Extracted data entries:
○ ○ ○
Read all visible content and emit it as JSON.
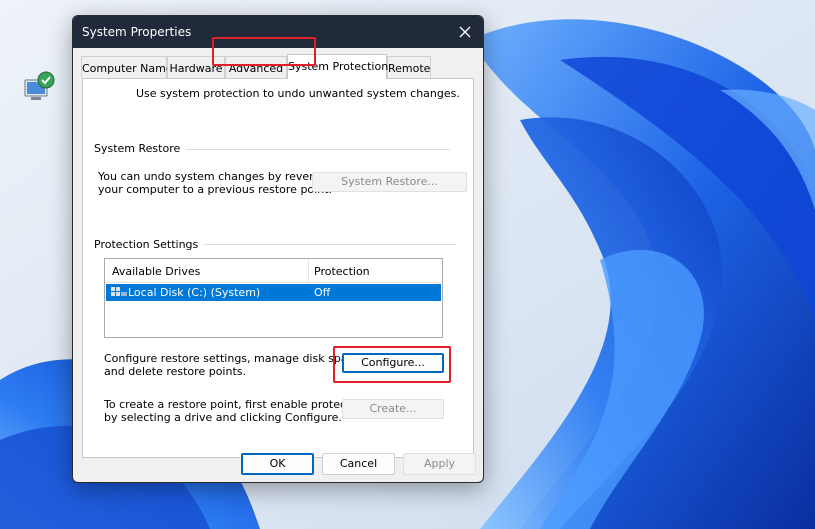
{
  "window": {
    "title": "System Properties",
    "close_glyph": "✕"
  },
  "tabs": [
    {
      "label": "Computer Name",
      "active": false
    },
    {
      "label": "Hardware",
      "active": false
    },
    {
      "label": "Advanced",
      "active": false
    },
    {
      "label": "System Protection",
      "active": true
    },
    {
      "label": "Remote",
      "active": false
    }
  ],
  "intro": {
    "icon": "system-protection-icon",
    "text": "Use system protection to undo unwanted system changes."
  },
  "system_restore": {
    "group_label": "System Restore",
    "description_line1": "You can undo system changes by reverting",
    "description_line2": "your computer to a previous restore point.",
    "button_label": "System Restore..."
  },
  "protection_settings": {
    "group_label": "Protection Settings",
    "columns": [
      "Available Drives",
      "Protection"
    ],
    "drives": [
      {
        "name": "Local Disk (C:) (System)",
        "protection": "Off",
        "selected": true,
        "icon": "drive-icon"
      }
    ],
    "configure_text_line1": "Configure restore settings, manage disk space,",
    "configure_text_line2": "and delete restore points.",
    "configure_button": "Configure...",
    "create_text_line1": "To create a restore point, first enable protection",
    "create_text_line2": "by selecting a drive and clicking Configure.",
    "create_button": "Create..."
  },
  "footer": {
    "ok": "OK",
    "cancel": "Cancel",
    "apply": "Apply"
  },
  "colors": {
    "titlebar": "#202a3a",
    "selection": "#0078d7",
    "highlight": "#e0202a",
    "accent": "#0067c0"
  }
}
○ ○ ○
EXERCISE: Each record above must be returned exactly as written, with its pictures omitted.

FULL SOLUTION:
Read all visible content and emit it as JSON.
{
  "window": {
    "title": "System Properties",
    "close_glyph": "✕"
  },
  "tabs": [
    {
      "label": "Computer Name",
      "active": false
    },
    {
      "label": "Hardware",
      "active": false
    },
    {
      "label": "Advanced",
      "active": false
    },
    {
      "label": "System Protection",
      "active": true
    },
    {
      "label": "Remote",
      "active": false
    }
  ],
  "intro": {
    "icon": "system-protection-icon",
    "text": "Use system protection to undo unwanted system changes."
  },
  "system_restore": {
    "group_label": "System Restore",
    "description_line1": "You can undo system changes by reverting",
    "description_line2": "your computer to a previous restore point.",
    "button_label": "System Restore..."
  },
  "protection_settings": {
    "group_label": "Protection Settings",
    "columns": [
      "Available Drives",
      "Protection"
    ],
    "drives": [
      {
        "name": "Local Disk (C:) (System)",
        "protection": "Off",
        "selected": true,
        "icon": "drive-icon"
      }
    ],
    "configure_text_line1": "Configure restore settings, manage disk space,",
    "configure_text_line2": "and delete restore points.",
    "configure_button": "Configure...",
    "create_text_line1": "To create a restore point, first enable protection",
    "create_text_line2": "by selecting a drive and clicking Configure.",
    "create_button": "Create..."
  },
  "footer": {
    "ok": "OK",
    "cancel": "Cancel",
    "apply": "Apply"
  },
  "colors": {
    "titlebar": "#202a3a",
    "selection": "#0078d7",
    "highlight": "#e0202a",
    "accent": "#0067c0"
  }
}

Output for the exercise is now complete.